Sur les conclusions indemnitaires :

En ce qui concerne la première faute alléguée et tirée de l'illégalité de l'arrêté de péril ordinaire entaché d'un vice de procédure :

2. Si l'intervention d'une décision illégale peut constituer une faute susceptible d'engager la responsabilité d'une commune, elle ne saurait donner lieu à réparation si, dans le cas d'une procédure régulière, la même décision avait pu légalement être prise.

3. Par un arrêt du 14 novembre 2017, la cour administrative d'appel de Nancy a annulé l'arrêté de péril du 24 décembre 2015 pris à l'encontre de Mme A... ainsi que par voie de conséquence, l'arrêté du 3 mars 2016 par lequel le maire de Senoncourt-lès-Maujouy a mis en demeure Mme A... d'exécuter l'arrêté du 24 décembre 2015, au motif que ce dernier était entaché d'un vice ayant affecté la procédure contradictoire, Mme A... ayant été privée d'un délai de plus de dix jours pour présenter ses observations avant que la décision de péril ordinaire soit prise.

4. La commune de Senoncourt-lès-Maujouy a ainsi commis une faute de nature à engager sa responsabilité en raison de l'illégalité de cette décision.

++++

*Consigne 1*.
Recopiez à l'identique chacune des lignes des relevés ci-dessous.

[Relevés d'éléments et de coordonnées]

++++

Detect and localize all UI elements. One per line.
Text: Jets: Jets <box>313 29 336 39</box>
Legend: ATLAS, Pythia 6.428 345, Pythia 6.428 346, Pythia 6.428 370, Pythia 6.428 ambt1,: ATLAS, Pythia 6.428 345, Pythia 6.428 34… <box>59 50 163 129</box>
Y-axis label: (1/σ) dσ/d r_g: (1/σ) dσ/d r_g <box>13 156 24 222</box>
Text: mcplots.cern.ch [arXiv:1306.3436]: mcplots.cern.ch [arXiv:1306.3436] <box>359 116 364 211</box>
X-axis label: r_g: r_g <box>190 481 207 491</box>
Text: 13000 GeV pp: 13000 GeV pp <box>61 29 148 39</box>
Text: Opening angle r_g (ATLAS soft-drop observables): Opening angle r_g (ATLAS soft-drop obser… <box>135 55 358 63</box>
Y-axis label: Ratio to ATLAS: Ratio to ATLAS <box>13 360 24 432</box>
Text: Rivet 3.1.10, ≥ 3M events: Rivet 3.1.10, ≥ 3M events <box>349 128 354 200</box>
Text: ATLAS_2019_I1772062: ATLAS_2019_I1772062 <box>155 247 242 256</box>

++++

*Consigne 2*.
Transcrivez en entier et sans la moindre modification l'extrait ci-dessus sur les conclusions indemnitaires.

*Réponse 1*.
Detect and localize all UI elements. One per line.
Text: Jets: Jets <box>313 29 336 39</box>
Legend: ATLAS, Pythia 6.428 345, Pythia 6.428 346, Pythia 6.428 370, Pythia 6.428 ambt1,: ATLAS, Pythia 6.428 345, Pythia 6.428 34… <box>59 50 163 129</box>
Y-axis label: (1/σ) dσ/d r_g: (1/σ) dσ/d r_g <box>13 156 24 222</box>
Text: mcplots.cern.ch [arXiv:1306.3436]: mcplots.cern.ch [arXiv:1306.3436] <box>359 116 364 211</box>
X-axis label: r_g: r_g <box>190 481 207 491</box>
Text: 13000 GeV pp: 13000 GeV pp <box>61 29 148 39</box>
Text: Opening angle r_g (ATLAS soft-drop observables): Opening angle r_g (ATLAS soft-drop obser… <box>135 55 358 63</box>
Y-axis label: Ratio to ATLAS: Ratio to ATLAS <box>13 360 24 432</box>
Text: Rivet 3.1.10, ≥ 3M events: Rivet 3.1.10, ≥ 3M events <box>349 128 354 200</box>
Text: ATLAS_2019_I1772062: ATLAS_2019_I1772062 <box>155 247 242 256</box>

*Réponse 2*.
Sur les conclusions indemnitaires :

En ce qui concerne la première faute alléguée et tirée de l'illégalité de l'arrêté de péril ordinaire entaché d'un vice de procédure :

2. Si l'intervention d'une décision illégale peut constituer une faute susceptible d'engager la responsabilité d'une commune, elle ne saurait donner lieu à réparation si, dans le cas d'une procédure régulière, la même décision avait pu légalement être prise.

3. Par un arrêt du 14 novembre 2017, la cour administrative d'appel de Nancy a annulé l'arrêté de péril du 24 décembre 2015 pris à l'encontre de Mme A... ainsi que par voie de conséquence, l'arrêté du 3 mars 2016 par lequel le maire de Senoncourt-lès-Maujouy a mis en demeure Mme A... d'exécuter l'arrêté du 24 décembre 2015, au motif que ce dernier était entaché d'un vice ayant affecté la procédure contradictoire, Mme A... ayant été privée d'un délai de plus de dix jours pour présenter ses observations avant que la décision de péril ordinaire soit prise.

4. La commune de Senoncourt-lès-Maujouy a ainsi commis une faute de nature à engager sa responsabilité en raison de l'illégalité de cette décision.